Records contained in a dataset:
---

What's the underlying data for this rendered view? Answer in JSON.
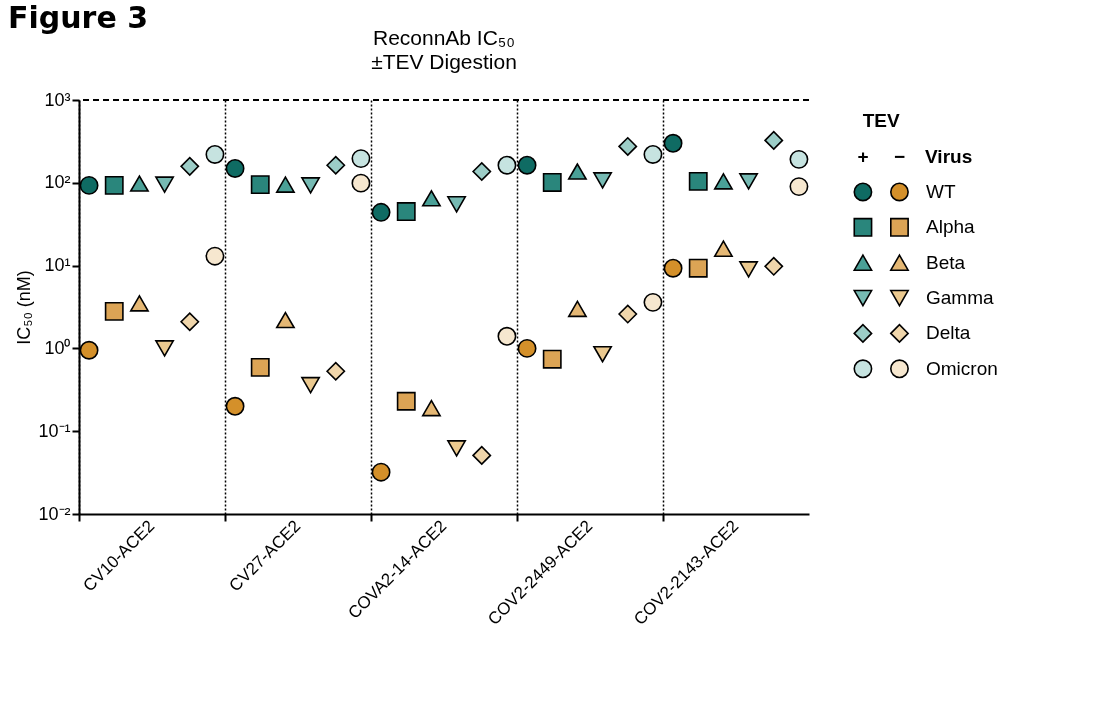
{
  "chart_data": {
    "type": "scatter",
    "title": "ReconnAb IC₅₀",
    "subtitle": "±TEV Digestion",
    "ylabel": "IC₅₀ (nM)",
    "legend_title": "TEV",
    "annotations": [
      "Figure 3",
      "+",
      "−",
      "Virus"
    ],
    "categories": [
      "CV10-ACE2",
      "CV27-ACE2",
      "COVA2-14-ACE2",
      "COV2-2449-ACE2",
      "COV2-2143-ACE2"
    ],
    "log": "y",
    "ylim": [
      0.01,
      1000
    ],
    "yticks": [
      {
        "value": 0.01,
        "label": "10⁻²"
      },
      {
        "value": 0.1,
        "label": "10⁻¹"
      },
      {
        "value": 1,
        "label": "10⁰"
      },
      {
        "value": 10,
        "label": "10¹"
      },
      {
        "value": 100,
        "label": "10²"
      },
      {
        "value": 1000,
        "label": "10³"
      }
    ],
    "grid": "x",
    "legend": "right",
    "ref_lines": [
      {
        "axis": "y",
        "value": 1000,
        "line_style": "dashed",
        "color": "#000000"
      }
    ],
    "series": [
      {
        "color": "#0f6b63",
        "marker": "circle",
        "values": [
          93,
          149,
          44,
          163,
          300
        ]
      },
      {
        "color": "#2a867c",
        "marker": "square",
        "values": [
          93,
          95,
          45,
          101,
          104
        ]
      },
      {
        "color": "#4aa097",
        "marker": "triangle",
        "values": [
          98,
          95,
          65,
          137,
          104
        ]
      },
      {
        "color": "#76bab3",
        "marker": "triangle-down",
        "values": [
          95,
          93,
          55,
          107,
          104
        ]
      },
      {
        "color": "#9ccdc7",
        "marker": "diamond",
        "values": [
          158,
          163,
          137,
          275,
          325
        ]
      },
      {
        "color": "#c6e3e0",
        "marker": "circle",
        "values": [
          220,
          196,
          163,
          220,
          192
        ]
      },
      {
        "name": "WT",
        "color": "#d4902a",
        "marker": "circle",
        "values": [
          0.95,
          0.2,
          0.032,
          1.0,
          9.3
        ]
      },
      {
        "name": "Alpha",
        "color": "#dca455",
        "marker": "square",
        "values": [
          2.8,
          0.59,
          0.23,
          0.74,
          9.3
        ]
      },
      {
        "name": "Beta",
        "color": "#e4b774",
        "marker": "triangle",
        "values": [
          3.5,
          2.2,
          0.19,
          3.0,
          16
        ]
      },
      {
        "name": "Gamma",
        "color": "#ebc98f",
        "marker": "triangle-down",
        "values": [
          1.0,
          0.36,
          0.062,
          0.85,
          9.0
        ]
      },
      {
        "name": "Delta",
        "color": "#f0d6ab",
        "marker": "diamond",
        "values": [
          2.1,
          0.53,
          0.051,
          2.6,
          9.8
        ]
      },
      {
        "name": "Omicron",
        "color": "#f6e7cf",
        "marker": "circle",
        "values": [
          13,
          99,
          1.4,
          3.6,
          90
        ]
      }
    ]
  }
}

---

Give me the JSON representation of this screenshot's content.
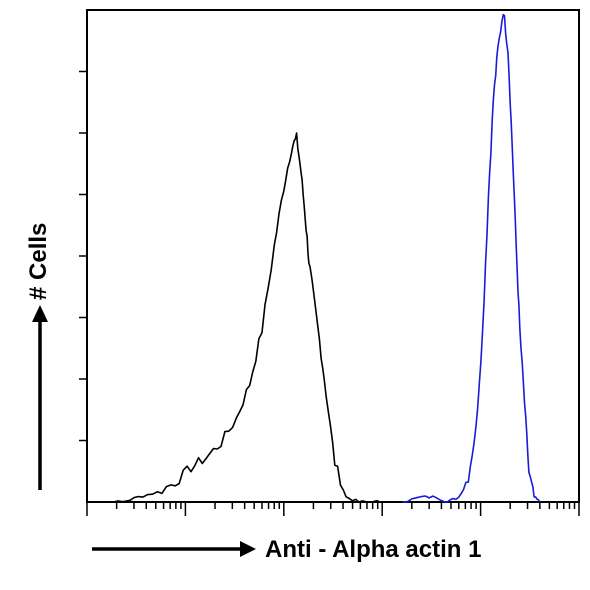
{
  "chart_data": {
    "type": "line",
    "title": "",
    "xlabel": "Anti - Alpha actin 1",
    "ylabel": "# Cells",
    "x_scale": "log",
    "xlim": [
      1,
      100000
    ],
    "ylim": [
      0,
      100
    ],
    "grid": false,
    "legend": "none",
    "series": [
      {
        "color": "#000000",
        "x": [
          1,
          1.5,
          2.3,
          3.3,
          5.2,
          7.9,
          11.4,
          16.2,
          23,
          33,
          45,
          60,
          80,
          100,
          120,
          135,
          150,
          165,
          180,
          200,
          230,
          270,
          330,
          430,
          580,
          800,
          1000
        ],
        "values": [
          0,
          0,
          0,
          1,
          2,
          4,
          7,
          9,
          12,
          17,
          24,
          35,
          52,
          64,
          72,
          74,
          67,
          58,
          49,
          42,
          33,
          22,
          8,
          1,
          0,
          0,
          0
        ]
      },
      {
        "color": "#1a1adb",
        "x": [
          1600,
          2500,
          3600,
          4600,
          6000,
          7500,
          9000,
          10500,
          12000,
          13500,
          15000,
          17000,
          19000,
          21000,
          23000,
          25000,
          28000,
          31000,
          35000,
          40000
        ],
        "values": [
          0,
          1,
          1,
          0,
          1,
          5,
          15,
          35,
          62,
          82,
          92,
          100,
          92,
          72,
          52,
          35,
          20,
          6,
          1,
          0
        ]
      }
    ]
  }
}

---

* ASSIGNED TASK *
In the records above, locate each line with the word "name". Copy all such lines.

* REPLY TO THE EXERCISE *
        "name": "WT",
        "name": "Alpha",
        "name": "Beta",
        "name": "Gamma",
        "name": "Delta",
        "name": "Omicron",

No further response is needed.